--- START ---

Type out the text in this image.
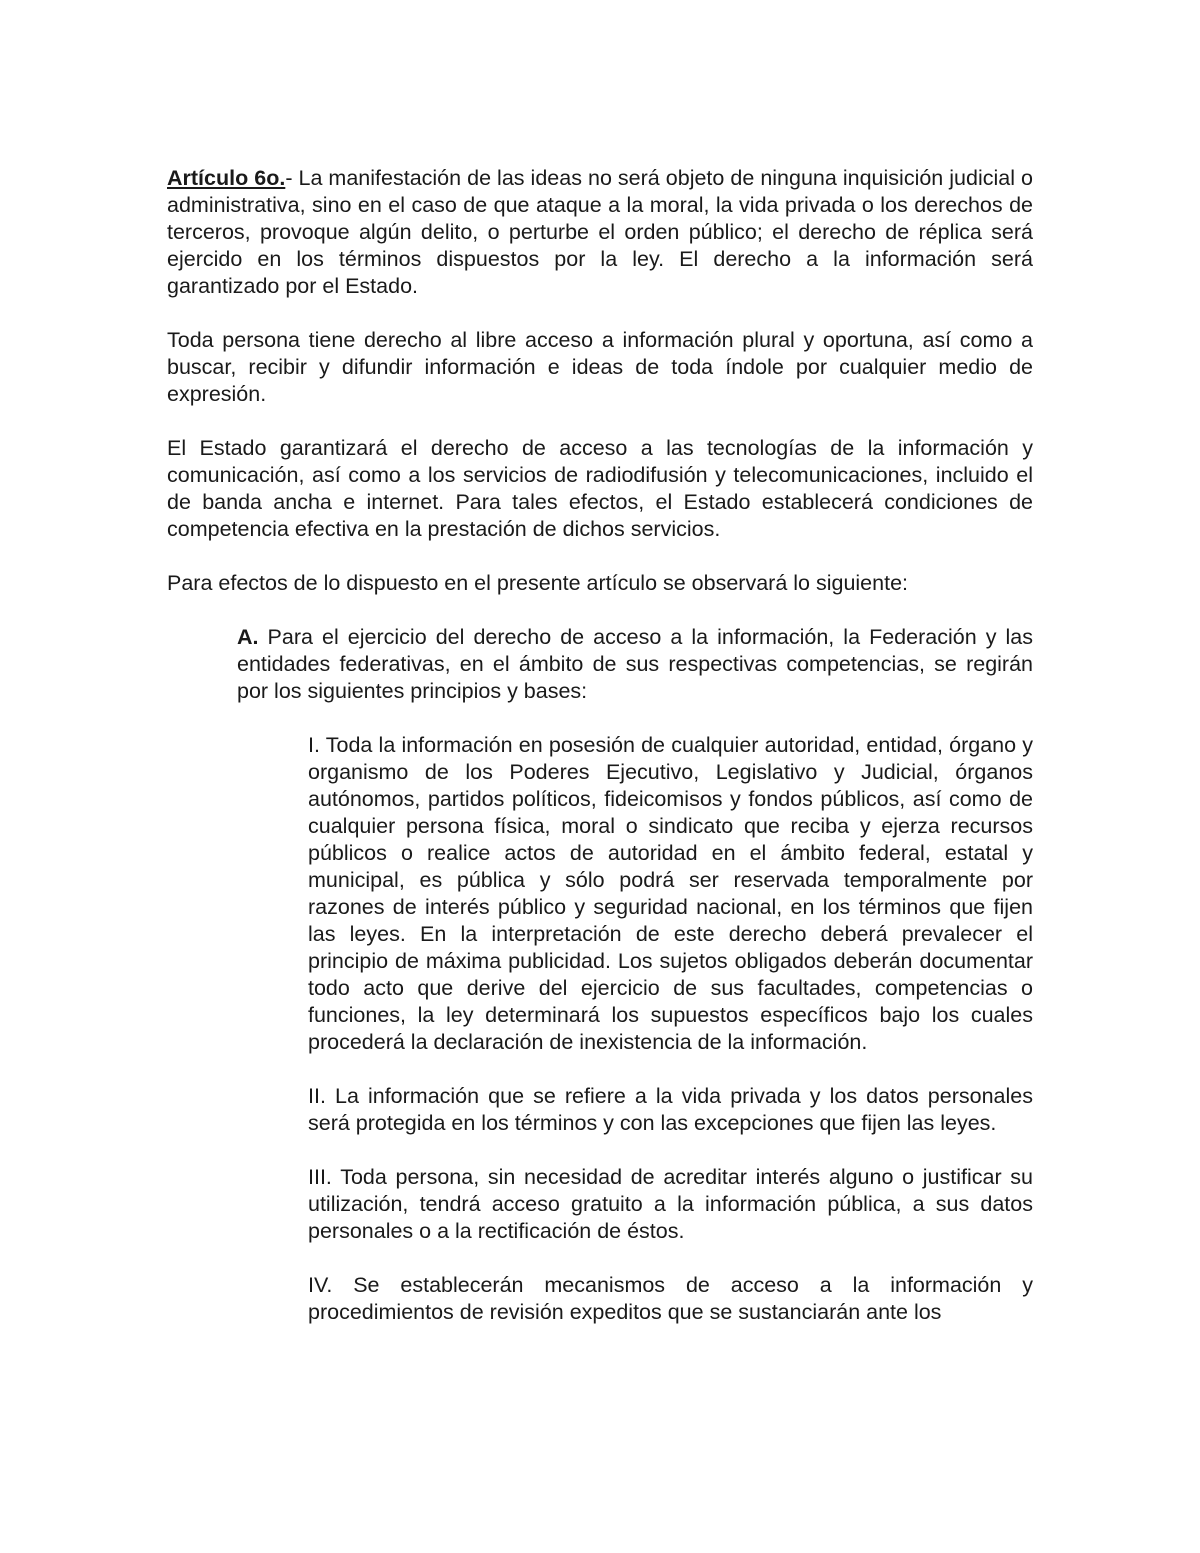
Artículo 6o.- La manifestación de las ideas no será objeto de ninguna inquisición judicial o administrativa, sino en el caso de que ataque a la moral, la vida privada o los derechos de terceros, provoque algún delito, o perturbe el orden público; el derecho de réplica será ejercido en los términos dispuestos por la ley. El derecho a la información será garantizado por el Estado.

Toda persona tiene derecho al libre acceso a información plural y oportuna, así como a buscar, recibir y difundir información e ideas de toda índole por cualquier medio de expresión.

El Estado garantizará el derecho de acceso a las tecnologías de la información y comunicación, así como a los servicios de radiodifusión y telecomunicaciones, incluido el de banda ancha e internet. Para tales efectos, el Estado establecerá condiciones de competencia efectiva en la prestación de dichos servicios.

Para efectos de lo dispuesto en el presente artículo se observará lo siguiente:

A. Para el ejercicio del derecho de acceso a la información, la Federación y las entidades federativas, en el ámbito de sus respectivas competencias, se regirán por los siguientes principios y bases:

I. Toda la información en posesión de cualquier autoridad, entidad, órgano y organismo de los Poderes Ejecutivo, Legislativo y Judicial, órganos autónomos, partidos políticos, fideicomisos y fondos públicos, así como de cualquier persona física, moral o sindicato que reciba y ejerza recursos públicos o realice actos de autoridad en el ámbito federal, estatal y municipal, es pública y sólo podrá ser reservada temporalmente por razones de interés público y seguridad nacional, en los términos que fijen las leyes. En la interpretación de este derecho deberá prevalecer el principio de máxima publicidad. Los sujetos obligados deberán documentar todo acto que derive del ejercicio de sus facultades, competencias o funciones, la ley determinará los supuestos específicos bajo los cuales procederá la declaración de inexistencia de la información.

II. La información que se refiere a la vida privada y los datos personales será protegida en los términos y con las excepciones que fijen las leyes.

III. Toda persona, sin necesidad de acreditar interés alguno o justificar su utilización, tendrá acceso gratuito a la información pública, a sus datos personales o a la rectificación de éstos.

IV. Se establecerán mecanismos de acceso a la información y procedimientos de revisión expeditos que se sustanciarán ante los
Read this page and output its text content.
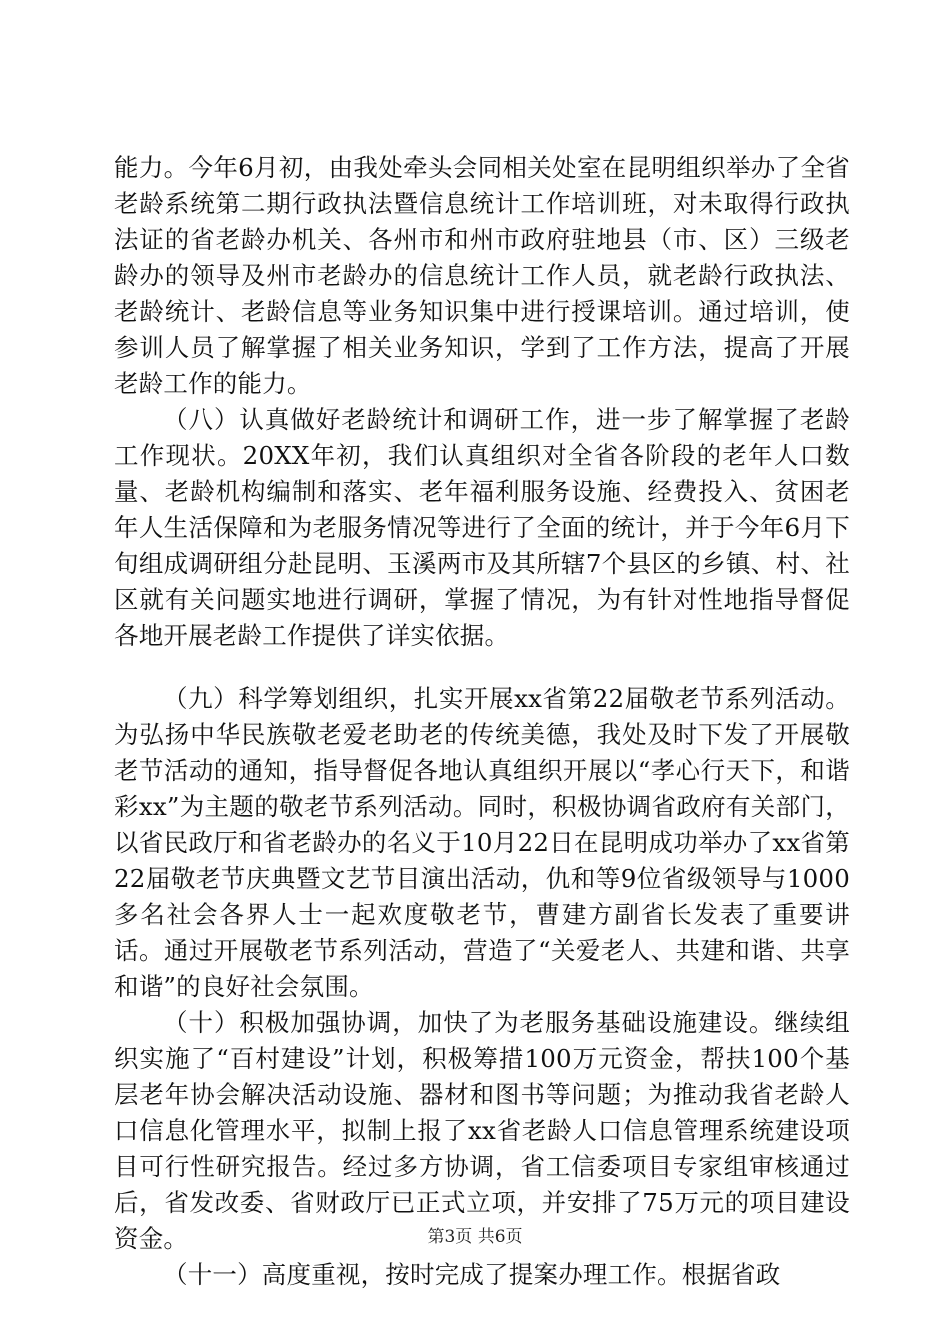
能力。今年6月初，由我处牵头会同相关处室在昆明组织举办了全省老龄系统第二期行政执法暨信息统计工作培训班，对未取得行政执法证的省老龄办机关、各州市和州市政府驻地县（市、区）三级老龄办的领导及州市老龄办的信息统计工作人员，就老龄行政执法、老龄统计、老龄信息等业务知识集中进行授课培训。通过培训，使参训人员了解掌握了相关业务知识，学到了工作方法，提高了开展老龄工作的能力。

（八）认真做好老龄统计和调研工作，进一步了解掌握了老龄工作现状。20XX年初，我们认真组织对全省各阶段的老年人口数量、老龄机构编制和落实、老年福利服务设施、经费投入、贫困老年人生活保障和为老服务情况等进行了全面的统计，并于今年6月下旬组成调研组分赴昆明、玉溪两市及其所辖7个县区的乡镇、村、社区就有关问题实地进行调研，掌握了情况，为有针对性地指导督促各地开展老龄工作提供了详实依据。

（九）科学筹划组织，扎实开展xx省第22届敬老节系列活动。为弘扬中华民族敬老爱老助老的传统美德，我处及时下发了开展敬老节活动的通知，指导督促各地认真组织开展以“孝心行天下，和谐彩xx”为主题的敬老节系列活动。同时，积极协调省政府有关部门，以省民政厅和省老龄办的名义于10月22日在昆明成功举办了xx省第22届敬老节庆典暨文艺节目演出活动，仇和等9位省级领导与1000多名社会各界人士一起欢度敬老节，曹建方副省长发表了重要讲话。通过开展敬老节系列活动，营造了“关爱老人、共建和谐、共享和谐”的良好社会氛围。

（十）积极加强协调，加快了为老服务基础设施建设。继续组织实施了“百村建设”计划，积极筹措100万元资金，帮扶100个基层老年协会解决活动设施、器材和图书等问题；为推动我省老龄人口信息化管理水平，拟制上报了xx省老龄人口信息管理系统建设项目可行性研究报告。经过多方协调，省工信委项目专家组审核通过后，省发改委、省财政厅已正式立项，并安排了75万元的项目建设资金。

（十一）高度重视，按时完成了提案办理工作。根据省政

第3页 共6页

--- END ---

**WHAT TO DO**
Of all the lines above, how many contain "this"? Give the number and nothing more.

**COMPLETED TASK**
2